**GIVEN TASK**
Reproduce every entry exactly and leave its pictures out.

[start RECORDS SHOWN]

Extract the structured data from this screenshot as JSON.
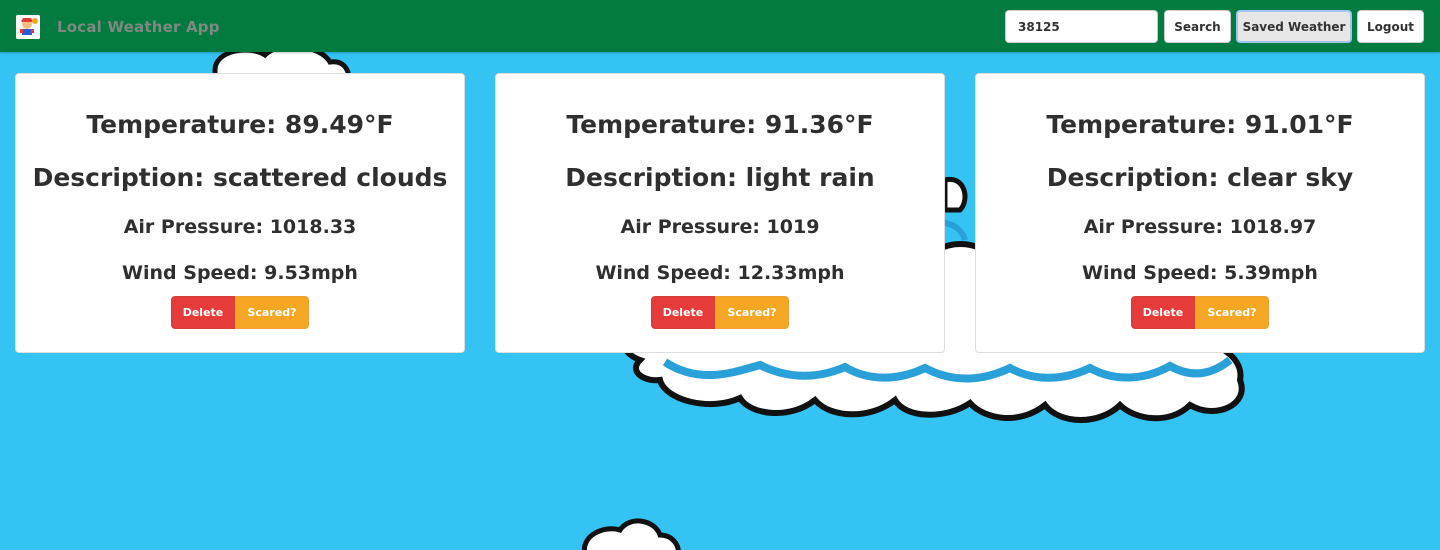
{
  "navbar": {
    "brand": "Local Weather App",
    "search_value": "38125",
    "search_button": "Search",
    "saved_button": "Saved Weather",
    "logout_button": "Logout",
    "accent_color": "#027a40"
  },
  "cards": [
    {
      "temperature": "Temperature: 89.49°F",
      "description": "Description: scattered clouds",
      "pressure": "Air Pressure: 1018.33",
      "wind": "Wind Speed: 9.53mph",
      "delete_label": "Delete",
      "scared_label": "Scared?"
    },
    {
      "temperature": "Temperature: 91.36°F",
      "description": "Description: light rain",
      "pressure": "Air Pressure: 1019",
      "wind": "Wind Speed: 12.33mph",
      "delete_label": "Delete",
      "scared_label": "Scared?"
    },
    {
      "temperature": "Temperature: 91.01°F",
      "description": "Description: clear sky",
      "pressure": "Air Pressure: 1018.97",
      "wind": "Wind Speed: 5.39mph",
      "delete_label": "Delete",
      "scared_label": "Scared?"
    }
  ],
  "colors": {
    "background_sky": "#34c3f3",
    "delete": "#e53b3b",
    "scared": "#f5a623"
  }
}
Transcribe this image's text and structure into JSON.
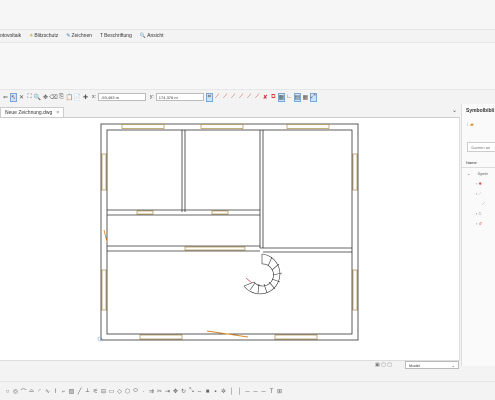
{
  "menu": {
    "items": [
      {
        "icon": "",
        "label": "otovoltaik"
      },
      {
        "icon": "✳",
        "label": "Blitzschutz"
      },
      {
        "icon": "✎",
        "label": "Zeichnen"
      },
      {
        "icon": "T",
        "label": "Beschriftung"
      },
      {
        "icon": "🔍",
        "label": "Ansicht"
      }
    ]
  },
  "toolbar": {
    "x_label": "x:",
    "x_value": "-93,493 m",
    "y_label": "y:",
    "y_value": "174,376 m"
  },
  "document": {
    "tab_label": "Neue Zeichnung.dwg",
    "tab_close": "×"
  },
  "symbol_panel": {
    "title": "Symbolbibli",
    "search_placeholder": "Suchen an",
    "column_name": "Name",
    "tree_root": "Symb",
    "collapse": "⌄"
  },
  "statusbar": {
    "model_label": "Model",
    "model_arrow": "⌄"
  },
  "colors": {
    "accent": "#2f6fb5",
    "window_blue": "#e9d6a4",
    "stair_red": "#d14a4a"
  }
}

[end RECORDS SHOWN]

**OUTPUT BELOW**
Extract the structured data from this screenshot as JSON.
{
  "navbar": {
    "brand": "Local Weather App",
    "search_value": "38125",
    "search_button": "Search",
    "saved_button": "Saved Weather",
    "logout_button": "Logout",
    "accent_color": "#027a40"
  },
  "cards": [
    {
      "temperature": "Temperature: 89.49°F",
      "description": "Description: scattered clouds",
      "pressure": "Air Pressure: 1018.33",
      "wind": "Wind Speed: 9.53mph",
      "delete_label": "Delete",
      "scared_label": "Scared?"
    },
    {
      "temperature": "Temperature: 91.36°F",
      "description": "Description: light rain",
      "pressure": "Air Pressure: 1019",
      "wind": "Wind Speed: 12.33mph",
      "delete_label": "Delete",
      "scared_label": "Scared?"
    },
    {
      "temperature": "Temperature: 91.01°F",
      "description": "Description: clear sky",
      "pressure": "Air Pressure: 1018.97",
      "wind": "Wind Speed: 5.39mph",
      "delete_label": "Delete",
      "scared_label": "Scared?"
    }
  ],
  "colors": {
    "background_sky": "#34c3f3",
    "delete": "#e53b3b",
    "scared": "#f5a623"
  }
}
Transcribe this image's text and structure into JSON.
{
  "menu": {
    "items": [
      {
        "icon": "",
        "label": "otovoltaik"
      },
      {
        "icon": "✳",
        "label": "Blitzschutz"
      },
      {
        "icon": "✎",
        "label": "Zeichnen"
      },
      {
        "icon": "T",
        "label": "Beschriftung"
      },
      {
        "icon": "🔍",
        "label": "Ansicht"
      }
    ]
  },
  "toolbar": {
    "x_label": "x:",
    "x_value": "-93,493 m",
    "y_label": "y:",
    "y_value": "174,376 m"
  },
  "document": {
    "tab_label": "Neue Zeichnung.dwg",
    "tab_close": "×"
  },
  "symbol_panel": {
    "title": "Symbolbibli",
    "search_placeholder": "Suchen an",
    "column_name": "Name",
    "tree_root": "Symb",
    "collapse": "⌄"
  },
  "statusbar": {
    "model_label": "Model",
    "model_arrow": "⌄"
  },
  "colors": {
    "accent": "#2f6fb5",
    "window_blue": "#e9d6a4",
    "stair_red": "#d14a4a"
  }
}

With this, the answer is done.